#### [Stated task]
Write out the data below in full. Keep it exact.

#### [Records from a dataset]

>> Start

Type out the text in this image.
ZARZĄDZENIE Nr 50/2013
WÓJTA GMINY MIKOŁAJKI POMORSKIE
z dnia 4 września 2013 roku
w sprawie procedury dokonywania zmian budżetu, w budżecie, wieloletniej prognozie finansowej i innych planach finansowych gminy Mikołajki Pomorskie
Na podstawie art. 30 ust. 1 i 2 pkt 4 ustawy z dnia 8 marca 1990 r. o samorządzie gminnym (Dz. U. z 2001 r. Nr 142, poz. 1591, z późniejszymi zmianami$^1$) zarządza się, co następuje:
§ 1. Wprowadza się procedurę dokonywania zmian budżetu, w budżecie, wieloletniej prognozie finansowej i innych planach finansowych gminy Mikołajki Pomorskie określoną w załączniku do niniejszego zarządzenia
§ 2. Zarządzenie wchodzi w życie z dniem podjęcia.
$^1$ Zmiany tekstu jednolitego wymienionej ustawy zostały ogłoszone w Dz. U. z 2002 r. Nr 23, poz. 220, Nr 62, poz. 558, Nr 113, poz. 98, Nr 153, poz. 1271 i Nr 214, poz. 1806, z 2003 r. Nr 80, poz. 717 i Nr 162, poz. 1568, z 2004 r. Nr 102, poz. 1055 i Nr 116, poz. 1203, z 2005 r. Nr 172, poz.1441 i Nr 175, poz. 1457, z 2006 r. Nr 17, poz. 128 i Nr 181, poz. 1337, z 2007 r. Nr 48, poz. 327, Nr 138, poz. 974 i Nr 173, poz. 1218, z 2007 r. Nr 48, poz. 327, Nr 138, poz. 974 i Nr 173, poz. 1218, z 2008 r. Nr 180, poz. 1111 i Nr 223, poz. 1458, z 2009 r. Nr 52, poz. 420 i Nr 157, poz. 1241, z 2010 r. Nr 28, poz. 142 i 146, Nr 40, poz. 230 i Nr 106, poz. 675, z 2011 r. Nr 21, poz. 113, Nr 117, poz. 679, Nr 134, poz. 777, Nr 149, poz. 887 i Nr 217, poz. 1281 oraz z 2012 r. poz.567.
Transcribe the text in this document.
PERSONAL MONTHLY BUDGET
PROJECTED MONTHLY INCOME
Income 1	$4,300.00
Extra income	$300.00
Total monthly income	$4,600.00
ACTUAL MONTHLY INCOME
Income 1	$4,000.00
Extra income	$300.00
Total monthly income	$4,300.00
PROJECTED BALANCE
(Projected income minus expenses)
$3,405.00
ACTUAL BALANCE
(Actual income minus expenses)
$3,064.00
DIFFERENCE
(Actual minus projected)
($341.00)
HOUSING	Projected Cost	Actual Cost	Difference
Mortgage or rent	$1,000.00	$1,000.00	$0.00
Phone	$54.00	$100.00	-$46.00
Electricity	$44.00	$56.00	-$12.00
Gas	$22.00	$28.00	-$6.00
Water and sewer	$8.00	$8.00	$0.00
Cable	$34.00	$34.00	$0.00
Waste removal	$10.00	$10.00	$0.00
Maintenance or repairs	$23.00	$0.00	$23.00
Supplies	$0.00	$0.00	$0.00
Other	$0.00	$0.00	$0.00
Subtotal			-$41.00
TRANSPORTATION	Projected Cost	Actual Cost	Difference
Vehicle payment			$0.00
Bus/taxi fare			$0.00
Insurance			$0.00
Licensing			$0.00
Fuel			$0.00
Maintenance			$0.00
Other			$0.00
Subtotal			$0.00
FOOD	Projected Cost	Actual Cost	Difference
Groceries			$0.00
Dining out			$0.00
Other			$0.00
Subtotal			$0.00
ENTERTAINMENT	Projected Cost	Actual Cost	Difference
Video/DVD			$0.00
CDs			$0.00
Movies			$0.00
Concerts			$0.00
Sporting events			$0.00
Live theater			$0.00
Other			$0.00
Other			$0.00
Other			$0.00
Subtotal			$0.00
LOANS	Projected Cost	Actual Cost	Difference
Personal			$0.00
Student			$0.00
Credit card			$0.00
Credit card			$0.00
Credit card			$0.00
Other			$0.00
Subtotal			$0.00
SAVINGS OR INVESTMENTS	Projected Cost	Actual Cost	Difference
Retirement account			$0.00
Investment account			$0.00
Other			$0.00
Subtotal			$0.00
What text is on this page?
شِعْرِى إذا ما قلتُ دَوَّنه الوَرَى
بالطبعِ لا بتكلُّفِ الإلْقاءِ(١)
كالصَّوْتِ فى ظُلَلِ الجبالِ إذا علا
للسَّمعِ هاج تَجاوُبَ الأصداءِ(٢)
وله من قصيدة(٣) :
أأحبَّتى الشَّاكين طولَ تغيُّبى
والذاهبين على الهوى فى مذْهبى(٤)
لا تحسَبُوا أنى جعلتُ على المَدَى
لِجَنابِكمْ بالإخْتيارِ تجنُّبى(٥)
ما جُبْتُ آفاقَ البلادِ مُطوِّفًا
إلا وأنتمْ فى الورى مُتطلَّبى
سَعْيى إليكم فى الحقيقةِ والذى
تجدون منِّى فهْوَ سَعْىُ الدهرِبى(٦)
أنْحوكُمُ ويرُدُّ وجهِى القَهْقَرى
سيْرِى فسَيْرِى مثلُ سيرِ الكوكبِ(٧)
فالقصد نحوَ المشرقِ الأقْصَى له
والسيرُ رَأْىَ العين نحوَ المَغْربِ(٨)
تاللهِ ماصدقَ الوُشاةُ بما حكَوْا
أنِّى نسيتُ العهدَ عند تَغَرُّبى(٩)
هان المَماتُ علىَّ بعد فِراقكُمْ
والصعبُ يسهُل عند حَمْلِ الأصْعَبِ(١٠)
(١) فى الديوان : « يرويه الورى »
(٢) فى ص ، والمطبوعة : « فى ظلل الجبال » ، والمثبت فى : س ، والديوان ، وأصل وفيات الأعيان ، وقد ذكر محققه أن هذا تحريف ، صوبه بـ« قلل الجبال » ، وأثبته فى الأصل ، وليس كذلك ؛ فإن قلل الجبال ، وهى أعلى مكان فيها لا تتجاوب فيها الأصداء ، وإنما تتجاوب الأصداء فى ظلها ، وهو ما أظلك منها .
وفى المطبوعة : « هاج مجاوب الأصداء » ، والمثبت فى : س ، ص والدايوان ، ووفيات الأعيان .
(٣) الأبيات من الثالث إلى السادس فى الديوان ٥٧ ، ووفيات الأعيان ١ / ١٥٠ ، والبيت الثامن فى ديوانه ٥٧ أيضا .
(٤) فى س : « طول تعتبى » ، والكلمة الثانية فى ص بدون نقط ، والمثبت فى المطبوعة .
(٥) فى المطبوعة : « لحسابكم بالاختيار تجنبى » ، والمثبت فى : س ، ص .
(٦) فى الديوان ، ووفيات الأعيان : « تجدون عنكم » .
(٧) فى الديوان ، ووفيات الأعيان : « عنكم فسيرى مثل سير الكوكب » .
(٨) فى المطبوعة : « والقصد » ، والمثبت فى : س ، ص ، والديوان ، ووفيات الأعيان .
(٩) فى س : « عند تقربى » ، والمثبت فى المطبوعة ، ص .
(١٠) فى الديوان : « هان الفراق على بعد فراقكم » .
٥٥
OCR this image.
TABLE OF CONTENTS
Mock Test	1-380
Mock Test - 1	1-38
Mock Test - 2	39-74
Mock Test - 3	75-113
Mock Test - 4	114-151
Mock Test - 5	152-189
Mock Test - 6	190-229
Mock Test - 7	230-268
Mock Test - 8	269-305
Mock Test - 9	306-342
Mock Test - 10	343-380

>> End

#### [Correct result]
Type out the text in this image.
ZARZĄDZENIE Nr 50/2013
WÓJTA GMINY MIKOŁAJKI POMORSKIE
z dnia 4 września 2013 roku
w sprawie procedury dokonywania zmian budżetu, w budżecie, wieloletniej prognozie finansowej i innych planach finansowych gminy Mikołajki Pomorskie
Na podstawie art. 30 ust. 1 i 2 pkt 4 ustawy z dnia 8 marca 1990 r. o samorządzie gminnym (Dz. U. z 2001 r. Nr 142, poz. 1591, z późniejszymi zmianami$^1$) zarządza się, co następuje:
§ 1. Wprowadza się procedurę dokonywania zmian budżetu, w budżecie, wieloletniej prognozie finansowej i innych planach finansowych gminy Mikołajki Pomorskie określoną w załączniku do niniejszego zarządzenia
§ 2. Zarządzenie wchodzi w życie z dniem podjęcia.
$^1$ Zmiany tekstu jednolitego wymienionej ustawy zostały ogłoszone w Dz. U. z 2002 r. Nr 23, poz. 220, Nr 62, poz. 558, Nr 113, poz. 98, Nr 153, poz. 1271 i Nr 214, poz. 1806, z 2003 r. Nr 80, poz. 717 i Nr 162, poz. 1568, z 2004 r. Nr 102, poz. 1055 i Nr 116, poz. 1203, z 2005 r. Nr 172, poz.1441 i Nr 175, poz. 1457, z 2006 r. Nr 17, poz. 128 i Nr 181, poz. 1337, z 2007 r. Nr 48, poz. 327, Nr 138, poz. 974 i Nr 173, poz. 1218, z 2007 r. Nr 48, poz. 327, Nr 138, poz. 974 i Nr 173, poz. 1218, z 2008 r. Nr 180, poz. 1111 i Nr 223, poz. 1458, z 2009 r. Nr 52, poz. 420 i Nr 157, poz. 1241, z 2010 r. Nr 28, poz. 142 i 146, Nr 40, poz. 230 i Nr 106, poz. 675, z 2011 r. Nr 21, poz. 113, Nr 117, poz. 679, Nr 134, poz. 777, Nr 149, poz. 887 i Nr 217, poz. 1281 oraz z 2012 r. poz.567.
Transcribe the text in this document.
PERSONAL MONTHLY BUDGET
PROJECTED MONTHLY INCOME
Income 1	$4,300.00
Extra income	$300.00
Total monthly income	$4,600.00
ACTUAL MONTHLY INCOME
Income 1	$4,000.00
Extra income	$300.00
Total monthly income	$4,300.00
PROJECTED BALANCE
(Projected income minus expenses)
$3,405.00
ACTUAL BALANCE
(Actual income minus expenses)
$3,064.00
DIFFERENCE
(Actual minus projected)
($341.00)
HOUSING	Projected Cost	Actual Cost	Difference
Mortgage or rent	$1,000.00	$1,000.00	$0.00
Phone	$54.00	$100.00	-$46.00
Electricity	$44.00	$56.00	-$12.00
Gas	$22.00	$28.00	-$6.00
Water and sewer	$8.00	$8.00	$0.00
Cable	$34.00	$34.00	$0.00
Waste removal	$10.00	$10.00	$0.00
Maintenance or repairs	$23.00	$0.00	$23.00
Supplies	$0.00	$0.00	$0.00
Other	$0.00	$0.00	$0.00
Subtotal			-$41.00
TRANSPORTATION	Projected Cost	Actual Cost	Difference
Vehicle payment			$0.00
Bus/taxi fare			$0.00
Insurance			$0.00
Licensing			$0.00
Fuel			$0.00
Maintenance			$0.00
Other			$0.00
Subtotal			$0.00
FOOD	Projected Cost	Actual Cost	Difference
Groceries			$0.00
Dining out			$0.00
Other			$0.00
Subtotal			$0.00
ENTERTAINMENT	Projected Cost	Actual Cost	Difference
Video/DVD			$0.00
CDs			$0.00
Movies			$0.00
Concerts			$0.00
Sporting events			$0.00
Live theater			$0.00
Other			$0.00
Other			$0.00
Other			$0.00
Subtotal			$0.00
LOANS	Projected Cost	Actual Cost	Difference
Personal			$0.00
Student			$0.00
Credit card			$0.00
Credit card			$0.00
Credit card			$0.00
Other			$0.00
Subtotal			$0.00
SAVINGS OR INVESTMENTS	Projected Cost	Actual Cost	Difference
Retirement account			$0.00
Investment account			$0.00
Other			$0.00
Subtotal			$0.00
What text is on this page?
شِعْرِى إذا ما قلتُ دَوَّنه الوَرَى
بالطبعِ لا بتكلُّفِ الإلْقاءِ(١)
كالصَّوْتِ فى ظُلَلِ الجبالِ إذا علا
للسَّمعِ هاج تَجاوُبَ الأصداءِ(٢)
وله من قصيدة(٣) :
أأحبَّتى الشَّاكين طولَ تغيُّبى
والذاهبين على الهوى فى مذْهبى(٤)
لا تحسَبُوا أنى جعلتُ على المَدَى
لِجَنابِكمْ بالإخْتيارِ تجنُّبى(٥)
ما جُبْتُ آفاقَ البلادِ مُطوِّفًا
إلا وأنتمْ فى الورى مُتطلَّبى
سَعْيى إليكم فى الحقيقةِ والذى
تجدون منِّى فهْوَ سَعْىُ الدهرِبى(٦)
أنْحوكُمُ ويرُدُّ وجهِى القَهْقَرى
سيْرِى فسَيْرِى مثلُ سيرِ الكوكبِ(٧)
فالقصد نحوَ المشرقِ الأقْصَى له
والسيرُ رَأْىَ العين نحوَ المَغْربِ(٨)
تاللهِ ماصدقَ الوُشاةُ بما حكَوْا
أنِّى نسيتُ العهدَ عند تَغَرُّبى(٩)
هان المَماتُ علىَّ بعد فِراقكُمْ
والصعبُ يسهُل عند حَمْلِ الأصْعَبِ(١٠)
(١) فى الديوان : « يرويه الورى »
(٢) فى ص ، والمطبوعة : « فى ظلل الجبال » ، والمثبت فى : س ، والديوان ، وأصل وفيات الأعيان ، وقد ذكر محققه أن هذا تحريف ، صوبه بـ« قلل الجبال » ، وأثبته فى الأصل ، وليس كذلك ؛ فإن قلل الجبال ، وهى أعلى مكان فيها لا تتجاوب فيها الأصداء ، وإنما تتجاوب الأصداء فى ظلها ، وهو ما أظلك منها .
وفى المطبوعة : « هاج مجاوب الأصداء » ، والمثبت فى : س ، ص والدايوان ، ووفيات الأعيان .
(٣) الأبيات من الثالث إلى السادس فى الديوان ٥٧ ، ووفيات الأعيان ١ / ١٥٠ ، والبيت الثامن فى ديوانه ٥٧ أيضا .
(٤) فى س : « طول تعتبى » ، والكلمة الثانية فى ص بدون نقط ، والمثبت فى المطبوعة .
(٥) فى المطبوعة : « لحسابكم بالاختيار تجنبى » ، والمثبت فى : س ، ص .
(٦) فى الديوان ، ووفيات الأعيان : « تجدون عنكم » .
(٧) فى الديوان ، ووفيات الأعيان : « عنكم فسيرى مثل سير الكوكب » .
(٨) فى المطبوعة : « والقصد » ، والمثبت فى : س ، ص ، والديوان ، ووفيات الأعيان .
(٩) فى س : « عند تقربى » ، والمثبت فى المطبوعة ، ص .
(١٠) فى الديوان : « هان الفراق على بعد فراقكم » .
٥٥
OCR this image.
TABLE OF CONTENTS
Mock Test	1-380
Mock Test - 1	1-38
Mock Test - 2	39-74
Mock Test - 3	75-113
Mock Test - 4	114-151
Mock Test - 5	152-189
Mock Test - 6	190-229
Mock Test - 7	230-268
Mock Test - 8	269-305
Mock Test - 9	306-342
Mock Test - 10	343-380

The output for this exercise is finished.